• _SUPPLIED RECORDS_:
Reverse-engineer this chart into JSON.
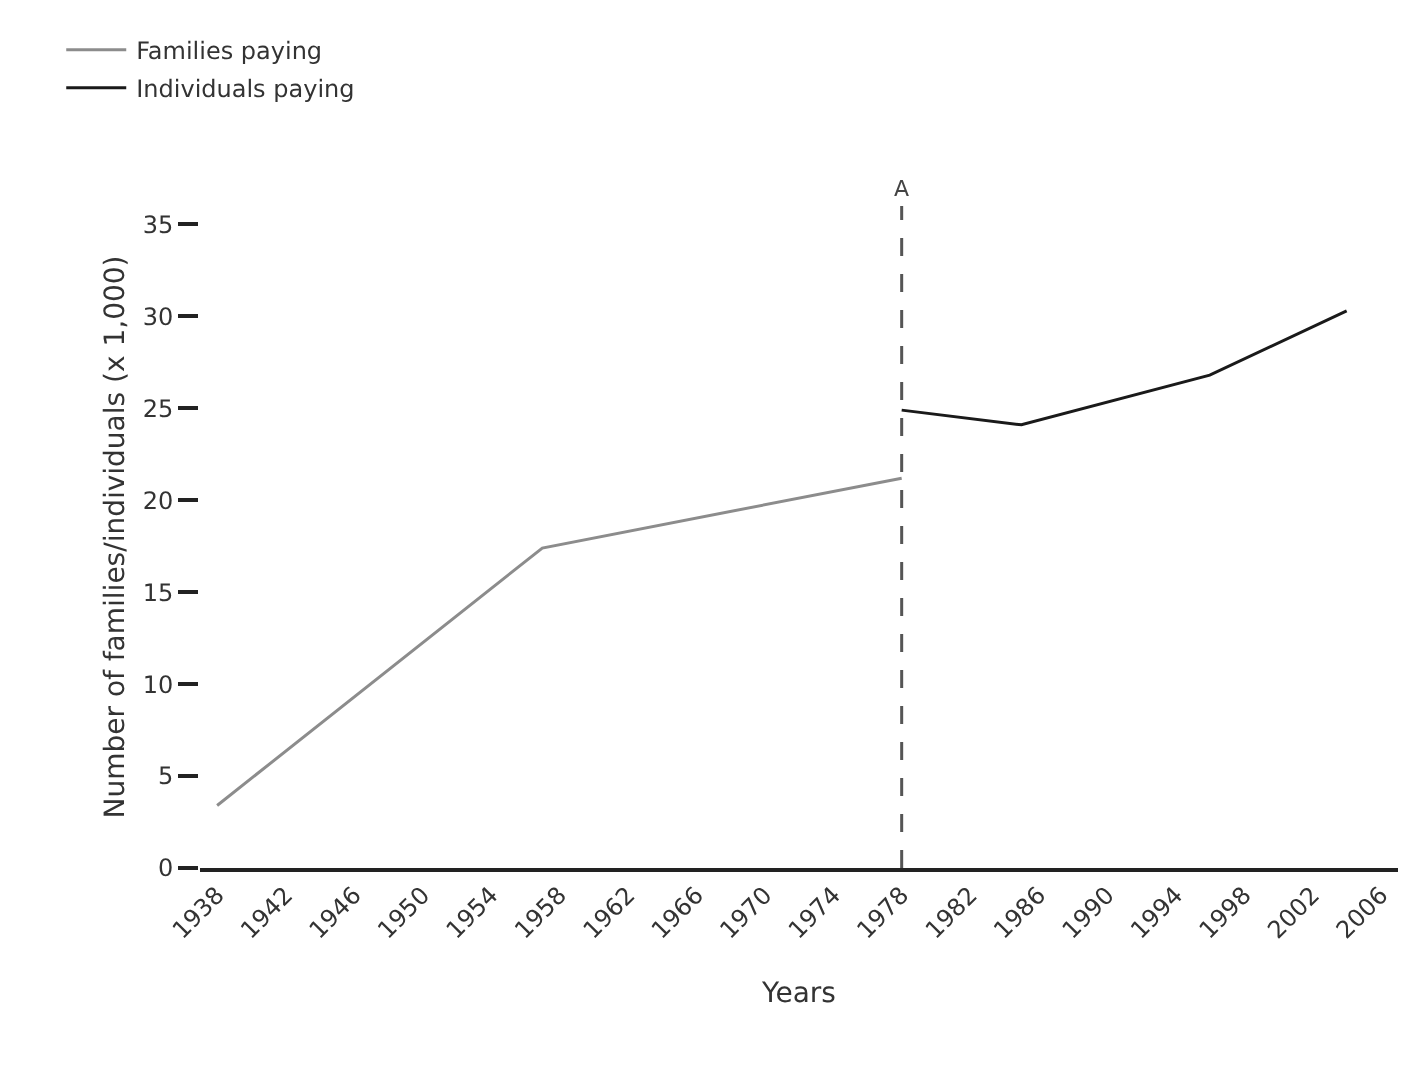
{
  "chart_data": {
    "type": "line",
    "xlabel": "Years",
    "ylabel": "Number of families/individuals (x 1,000)",
    "series": [
      {
        "name": "Families paying",
        "color": "#8c8c8c",
        "x": [
          1938,
          1957,
          1978
        ],
        "values": [
          3.4,
          17.4,
          21.2
        ]
      },
      {
        "name": "Individuals paying",
        "color": "#1a1a1a",
        "x": [
          1978,
          1985,
          1996,
          2004
        ],
        "values": [
          24.9,
          24.1,
          26.8,
          30.3
        ]
      }
    ],
    "xlim": [
      1937,
      2007
    ],
    "xticks": [
      1938,
      1942,
      1946,
      1950,
      1954,
      1958,
      1962,
      1966,
      1970,
      1974,
      1978,
      1982,
      1986,
      1990,
      1994,
      1998,
      2002,
      2006
    ],
    "ylim": [
      0,
      36
    ],
    "yticks": [
      0,
      5,
      10,
      15,
      20,
      25,
      30,
      35
    ],
    "ref_lines": [
      {
        "axis": "x",
        "value": 1978,
        "label": "A",
        "color": "#555555",
        "line_style": "dashed"
      }
    ],
    "legend": "top left",
    "grid": false,
    "marker": "none",
    "line_style": "solid"
  }
}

• _THE REQUEST_:
Every entry must be written out exactly, with all pictures left out.

• _OUTPUT FOR THIS TASK_:
Reverse-engineer this chart into JSON.
{
  "chart_data": {
    "type": "line",
    "xlabel": "Years",
    "ylabel": "Number of families/individuals (x 1,000)",
    "series": [
      {
        "name": "Families paying",
        "color": "#8c8c8c",
        "x": [
          1938,
          1957,
          1978
        ],
        "values": [
          3.4,
          17.4,
          21.2
        ]
      },
      {
        "name": "Individuals paying",
        "color": "#1a1a1a",
        "x": [
          1978,
          1985,
          1996,
          2004
        ],
        "values": [
          24.9,
          24.1,
          26.8,
          30.3
        ]
      }
    ],
    "xlim": [
      1937,
      2007
    ],
    "xticks": [
      1938,
      1942,
      1946,
      1950,
      1954,
      1958,
      1962,
      1966,
      1970,
      1974,
      1978,
      1982,
      1986,
      1990,
      1994,
      1998,
      2002,
      2006
    ],
    "ylim": [
      0,
      36
    ],
    "yticks": [
      0,
      5,
      10,
      15,
      20,
      25,
      30,
      35
    ],
    "ref_lines": [
      {
        "axis": "x",
        "value": 1978,
        "label": "A",
        "color": "#555555",
        "line_style": "dashed"
      }
    ],
    "legend": "top left",
    "grid": false,
    "marker": "none",
    "line_style": "solid"
  }
}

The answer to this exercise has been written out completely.